A run of records
_____

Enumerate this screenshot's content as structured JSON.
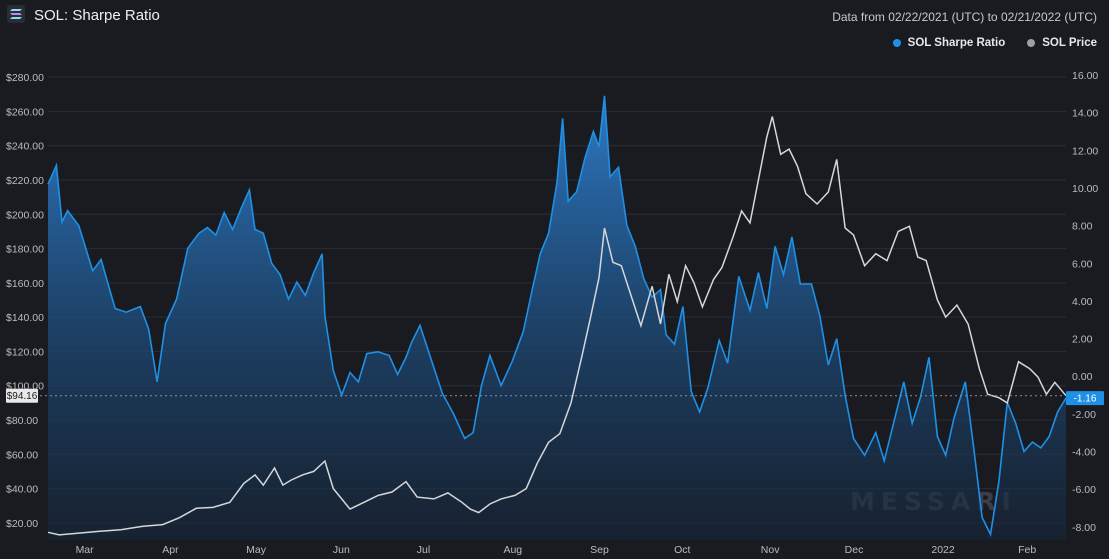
{
  "header": {
    "title": "SOL: Sharpe Ratio",
    "date_range": "Data from 02/22/2021 (UTC) to 02/21/2022 (UTC)",
    "logo_icon": "solana-logo-icon"
  },
  "legend": {
    "items": [
      {
        "label": "SOL Sharpe Ratio",
        "color": "#1e90e6"
      },
      {
        "label": "SOL Price",
        "color": "#9aa0a8"
      }
    ]
  },
  "watermark": "MESSARI",
  "colors": {
    "background": "#191b20",
    "grid": "#2b2e35",
    "sharpe_line": "#1e90e6",
    "price_line": "#d5d7db"
  },
  "chart_data": {
    "type": "line",
    "x_labels": [
      "Mar",
      "Apr",
      "May",
      "Jun",
      "Jul",
      "Aug",
      "Sep",
      "Oct",
      "Nov",
      "Dec",
      "2022",
      "Feb"
    ],
    "left_axis": {
      "ticks": [
        "$20.00",
        "$40.00",
        "$60.00",
        "$80.00",
        "$100.00",
        "$120.00",
        "$140.00",
        "$160.00",
        "$180.00",
        "$200.00",
        "$220.00",
        "$240.00",
        "$260.00",
        "$280.00"
      ],
      "ylim": [
        10,
        290
      ]
    },
    "right_axis": {
      "ticks": [
        "-8.00",
        "-6.00",
        "-4.00",
        "-2.00",
        "0.00",
        "2.00",
        "4.00",
        "6.00",
        "8.00",
        "10.00",
        "12.00",
        "14.00",
        "16.00"
      ],
      "ylim": [
        -8.7,
        16.8
      ]
    },
    "current_price_label": "$94.16",
    "current_price_value": 94.16,
    "current_sharpe_label": "-1.16",
    "current_sharpe_value": -1.16,
    "series": [
      {
        "name": "SOL Sharpe Ratio",
        "axis": "right",
        "points": [
          [
            "2021-02-22",
            10.2
          ],
          [
            "2021-02-25",
            11.2
          ],
          [
            "2021-02-27",
            8.2
          ],
          [
            "2021-03-01",
            8.8
          ],
          [
            "2021-03-05",
            8.0
          ],
          [
            "2021-03-10",
            5.6
          ],
          [
            "2021-03-13",
            6.2
          ],
          [
            "2021-03-18",
            3.6
          ],
          [
            "2021-03-22",
            3.4
          ],
          [
            "2021-03-27",
            3.7
          ],
          [
            "2021-03-30",
            2.5
          ],
          [
            "2021-04-02",
            -0.3
          ],
          [
            "2021-04-05",
            2.8
          ],
          [
            "2021-04-09",
            4.1
          ],
          [
            "2021-04-13",
            6.8
          ],
          [
            "2021-04-17",
            7.6
          ],
          [
            "2021-04-20",
            7.9
          ],
          [
            "2021-04-23",
            7.5
          ],
          [
            "2021-04-26",
            8.7
          ],
          [
            "2021-04-29",
            7.8
          ],
          [
            "2021-05-02",
            8.9
          ],
          [
            "2021-05-05",
            9.9
          ],
          [
            "2021-05-07",
            7.8
          ],
          [
            "2021-05-10",
            7.6
          ],
          [
            "2021-05-13",
            6.0
          ],
          [
            "2021-05-16",
            5.4
          ],
          [
            "2021-05-19",
            4.1
          ],
          [
            "2021-05-22",
            5.0
          ],
          [
            "2021-05-25",
            4.3
          ],
          [
            "2021-05-28",
            5.5
          ],
          [
            "2021-05-31",
            6.5
          ],
          [
            "2021-06-01",
            3.2
          ],
          [
            "2021-06-04",
            0.3
          ],
          [
            "2021-06-07",
            -1.0
          ],
          [
            "2021-06-10",
            0.2
          ],
          [
            "2021-06-13",
            -0.3
          ],
          [
            "2021-06-16",
            1.2
          ],
          [
            "2021-06-20",
            1.3
          ],
          [
            "2021-06-24",
            1.1
          ],
          [
            "2021-06-27",
            0.1
          ],
          [
            "2021-06-30",
            1.0
          ],
          [
            "2021-07-02",
            1.8
          ],
          [
            "2021-07-05",
            2.7
          ],
          [
            "2021-07-09",
            0.9
          ],
          [
            "2021-07-13",
            -0.9
          ],
          [
            "2021-07-17",
            -2.0
          ],
          [
            "2021-07-21",
            -3.3
          ],
          [
            "2021-07-24",
            -3.0
          ],
          [
            "2021-07-27",
            -0.5
          ],
          [
            "2021-07-30",
            1.1
          ],
          [
            "2021-08-03",
            -0.5
          ],
          [
            "2021-08-07",
            0.8
          ],
          [
            "2021-08-11",
            2.4
          ],
          [
            "2021-08-14",
            4.5
          ],
          [
            "2021-08-17",
            6.5
          ],
          [
            "2021-08-20",
            7.6
          ],
          [
            "2021-08-23",
            10.3
          ],
          [
            "2021-08-25",
            13.7
          ],
          [
            "2021-08-27",
            9.3
          ],
          [
            "2021-08-30",
            9.8
          ],
          [
            "2021-09-02",
            11.6
          ],
          [
            "2021-09-05",
            13.0
          ],
          [
            "2021-09-07",
            12.2
          ],
          [
            "2021-09-09",
            14.9
          ],
          [
            "2021-09-11",
            10.6
          ],
          [
            "2021-09-14",
            11.1
          ],
          [
            "2021-09-17",
            8.0
          ],
          [
            "2021-09-20",
            6.9
          ],
          [
            "2021-09-23",
            5.2
          ],
          [
            "2021-09-26",
            4.2
          ],
          [
            "2021-09-29",
            4.6
          ],
          [
            "2021-10-01",
            2.2
          ],
          [
            "2021-10-04",
            1.7
          ],
          [
            "2021-10-07",
            3.7
          ],
          [
            "2021-10-10",
            -0.8
          ],
          [
            "2021-10-13",
            -1.9
          ],
          [
            "2021-10-16",
            -0.6
          ],
          [
            "2021-10-20",
            1.9
          ],
          [
            "2021-10-23",
            0.7
          ],
          [
            "2021-10-27",
            5.3
          ],
          [
            "2021-10-31",
            3.5
          ],
          [
            "2021-11-03",
            5.5
          ],
          [
            "2021-11-06",
            3.6
          ],
          [
            "2021-11-09",
            6.9
          ],
          [
            "2021-11-12",
            5.4
          ],
          [
            "2021-11-15",
            7.4
          ],
          [
            "2021-11-18",
            4.9
          ],
          [
            "2021-11-22",
            4.9
          ],
          [
            "2021-11-25",
            3.2
          ],
          [
            "2021-11-28",
            0.6
          ],
          [
            "2021-12-01",
            2.0
          ],
          [
            "2021-12-04",
            -1.0
          ],
          [
            "2021-12-07",
            -3.3
          ],
          [
            "2021-12-11",
            -4.2
          ],
          [
            "2021-12-15",
            -3.0
          ],
          [
            "2021-12-18",
            -4.5
          ],
          [
            "2021-12-22",
            -2.1
          ],
          [
            "2021-12-25",
            -0.3
          ],
          [
            "2021-12-28",
            -2.5
          ],
          [
            "2021-12-31",
            -1.1
          ],
          [
            "2022-01-03",
            1.0
          ],
          [
            "2022-01-06",
            -3.2
          ],
          [
            "2022-01-09",
            -4.2
          ],
          [
            "2022-01-12",
            -2.2
          ],
          [
            "2022-01-16",
            -0.3
          ],
          [
            "2022-01-19",
            -3.8
          ],
          [
            "2022-01-22",
            -7.5
          ],
          [
            "2022-01-25",
            -8.4
          ],
          [
            "2022-01-28",
            -5.6
          ],
          [
            "2022-01-31",
            -1.4
          ],
          [
            "2022-02-03",
            -2.5
          ],
          [
            "2022-02-06",
            -4.0
          ],
          [
            "2022-02-09",
            -3.5
          ],
          [
            "2022-02-12",
            -3.8
          ],
          [
            "2022-02-15",
            -3.2
          ],
          [
            "2022-02-18",
            -1.9
          ],
          [
            "2022-02-21",
            -1.16
          ]
        ]
      },
      {
        "name": "SOL Price",
        "axis": "left",
        "points": [
          [
            "2021-02-22",
            14.5
          ],
          [
            "2021-02-26",
            13.0
          ],
          [
            "2021-03-05",
            14.0
          ],
          [
            "2021-03-12",
            15.0
          ],
          [
            "2021-03-20",
            16.0
          ],
          [
            "2021-03-28",
            18.0
          ],
          [
            "2021-04-04",
            19.0
          ],
          [
            "2021-04-10",
            23.0
          ],
          [
            "2021-04-16",
            28.5
          ],
          [
            "2021-04-22",
            29.0
          ],
          [
            "2021-04-28",
            32.0
          ],
          [
            "2021-05-03",
            43.0
          ],
          [
            "2021-05-07",
            48.0
          ],
          [
            "2021-05-10",
            42.0
          ],
          [
            "2021-05-14",
            52.0
          ],
          [
            "2021-05-17",
            42.0
          ],
          [
            "2021-05-20",
            45.0
          ],
          [
            "2021-05-24",
            48.0
          ],
          [
            "2021-05-28",
            50.0
          ],
          [
            "2021-06-01",
            56.0
          ],
          [
            "2021-06-04",
            40.0
          ],
          [
            "2021-06-07",
            34.0
          ],
          [
            "2021-06-10",
            28.0
          ],
          [
            "2021-06-15",
            32.0
          ],
          [
            "2021-06-20",
            36.0
          ],
          [
            "2021-06-25",
            38.0
          ],
          [
            "2021-06-30",
            44.0
          ],
          [
            "2021-07-04",
            35.0
          ],
          [
            "2021-07-10",
            34.0
          ],
          [
            "2021-07-15",
            37.5
          ],
          [
            "2021-07-20",
            32.0
          ],
          [
            "2021-07-23",
            28.0
          ],
          [
            "2021-07-26",
            26.0
          ],
          [
            "2021-07-30",
            31.0
          ],
          [
            "2021-08-03",
            34.0
          ],
          [
            "2021-08-08",
            36.0
          ],
          [
            "2021-08-12",
            40.0
          ],
          [
            "2021-08-16",
            55.0
          ],
          [
            "2021-08-20",
            67.0
          ],
          [
            "2021-08-24",
            72.0
          ],
          [
            "2021-08-28",
            90.0
          ],
          [
            "2021-09-01",
            118.0
          ],
          [
            "2021-09-04",
            140.0
          ],
          [
            "2021-09-07",
            163.0
          ],
          [
            "2021-09-09",
            192.0
          ],
          [
            "2021-09-12",
            172.0
          ],
          [
            "2021-09-15",
            170.0
          ],
          [
            "2021-09-19",
            150.0
          ],
          [
            "2021-09-22",
            135.0
          ],
          [
            "2021-09-26",
            158.0
          ],
          [
            "2021-09-29",
            136.0
          ],
          [
            "2021-10-02",
            165.0
          ],
          [
            "2021-10-05",
            149.0
          ],
          [
            "2021-10-08",
            170.0
          ],
          [
            "2021-10-11",
            160.0
          ],
          [
            "2021-10-14",
            146.0
          ],
          [
            "2021-10-18",
            162.0
          ],
          [
            "2021-10-21",
            169.0
          ],
          [
            "2021-10-25",
            187.0
          ],
          [
            "2021-10-28",
            202.0
          ],
          [
            "2021-10-31",
            195.0
          ],
          [
            "2021-11-03",
            220.0
          ],
          [
            "2021-11-06",
            245.0
          ],
          [
            "2021-11-08",
            257.0
          ],
          [
            "2021-11-11",
            235.0
          ],
          [
            "2021-11-14",
            238.0
          ],
          [
            "2021-11-17",
            228.0
          ],
          [
            "2021-11-20",
            212.0
          ],
          [
            "2021-11-24",
            206.0
          ],
          [
            "2021-11-28",
            213.0
          ],
          [
            "2021-12-01",
            232.0
          ],
          [
            "2021-12-04",
            192.0
          ],
          [
            "2021-12-07",
            188.0
          ],
          [
            "2021-12-11",
            170.0
          ],
          [
            "2021-12-15",
            177.0
          ],
          [
            "2021-12-19",
            173.0
          ],
          [
            "2021-12-23",
            190.0
          ],
          [
            "2021-12-27",
            193.0
          ],
          [
            "2021-12-30",
            175.0
          ],
          [
            "2022-01-02",
            173.0
          ],
          [
            "2022-01-06",
            150.0
          ],
          [
            "2022-01-09",
            140.0
          ],
          [
            "2022-01-13",
            147.0
          ],
          [
            "2022-01-17",
            136.0
          ],
          [
            "2022-01-21",
            110.0
          ],
          [
            "2022-01-24",
            95.0
          ],
          [
            "2022-01-28",
            93.0
          ],
          [
            "2022-01-31",
            90.0
          ],
          [
            "2022-02-04",
            114.0
          ],
          [
            "2022-02-08",
            110.0
          ],
          [
            "2022-02-11",
            105.0
          ],
          [
            "2022-02-14",
            95.0
          ],
          [
            "2022-02-17",
            102.0
          ],
          [
            "2022-02-21",
            94.16
          ]
        ]
      }
    ]
  }
}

_____

What the task requires =>
Copy each line that holds the word "name".

Solution for this task =>
        "name": "SOL Sharpe Ratio",
        "name": "SOL Price",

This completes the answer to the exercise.